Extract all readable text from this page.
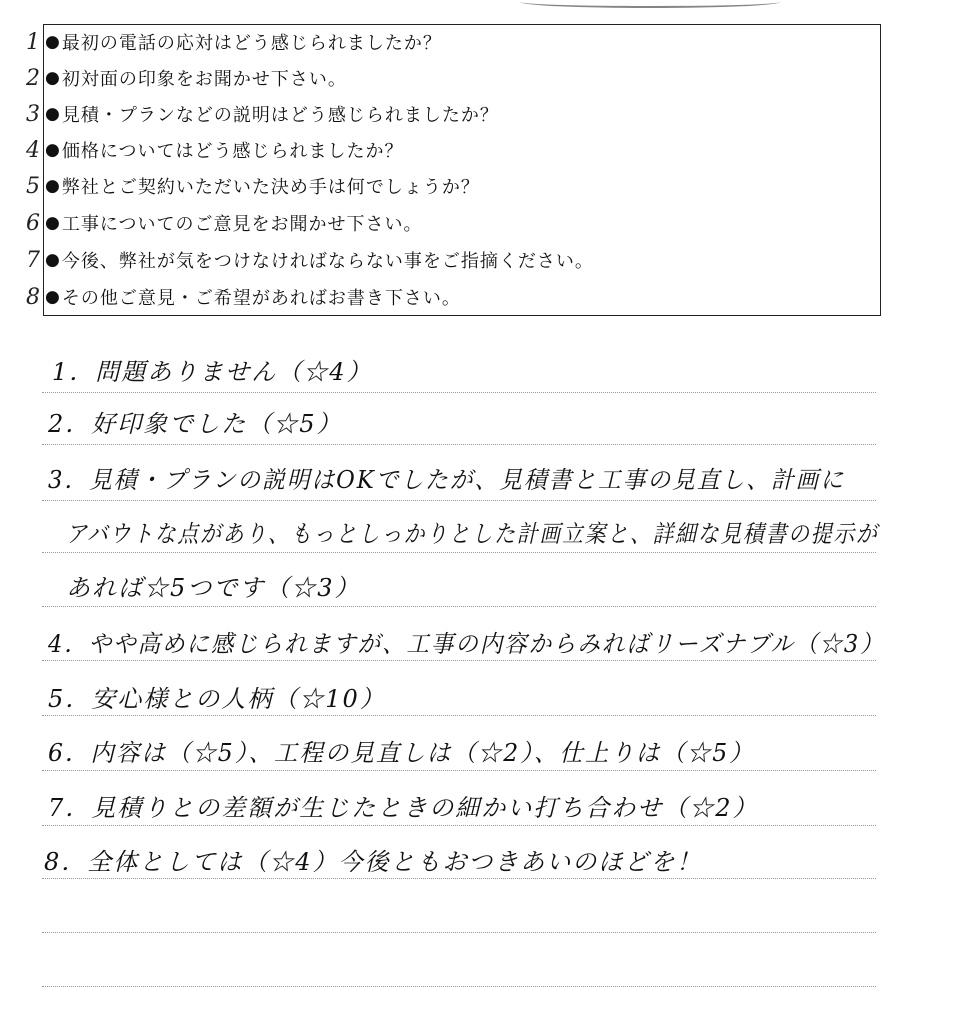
1
2
3
4
5
6
7
8
● 最初の電話の応対はどう感じられましたか？
● 初対面の印象をお聞かせ下さい。
● 見積・プランなどの説明はどう感じられましたか？
● 価格についてはどう感じられましたか？
● 弊社とご契約いただいた決め手は何でしょうか？
● 工事についてのご意見をお聞かせ下さい。
● 今後、弊社が気をつけなければならない事をご指摘ください。
● その他ご意見・ご希望があればお書き下さい。
1．問題ありません（☆4）
2．好印象でした（☆5）
3．見積・プランの説明はOKでしたが、見積書と工事の見直し、計画に
アバウトな点があり、もっとしっかりとした計画立案と、詳細な見積書の提示が
あれば☆5つです（☆3）
4．やや高めに感じられますが、工事の内容からみればリーズナブル（☆3）
5．安心様との人柄（☆10）
6．内容は（☆5）、工程の見直しは（☆2）、仕上りは（☆5）
7．見積りとの差額が生じたときの細かい打ち合わせ（☆2）
8．全体としては（☆4）今後ともおつきあいのほどを！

(GOAL) Quote every record above exactly, leaving out any pictures.

(SOLVED PROBLEM)
Extract all readable text from this page.
1
2
3
4
5
6
7
8
● 最初の電話の応対はどう感じられましたか？
● 初対面の印象をお聞かせ下さい。
● 見積・プランなどの説明はどう感じられましたか？
● 価格についてはどう感じられましたか？
● 弊社とご契約いただいた決め手は何でしょうか？
● 工事についてのご意見をお聞かせ下さい。
● 今後、弊社が気をつけなければならない事をご指摘ください。
● その他ご意見・ご希望があればお書き下さい。
1．問題ありません（☆4）
2．好印象でした（☆5）
3．見積・プランの説明はOKでしたが、見積書と工事の見直し、計画に
アバウトな点があり、もっとしっかりとした計画立案と、詳細な見積書の提示が
あれば☆5つです（☆3）
4．やや高めに感じられますが、工事の内容からみればリーズナブル（☆3）
5．安心様との人柄（☆10）
6．内容は（☆5）、工程の見直しは（☆2）、仕上りは（☆5）
7．見積りとの差額が生じたときの細かい打ち合わせ（☆2）
8．全体としては（☆4）今後ともおつきあいのほどを！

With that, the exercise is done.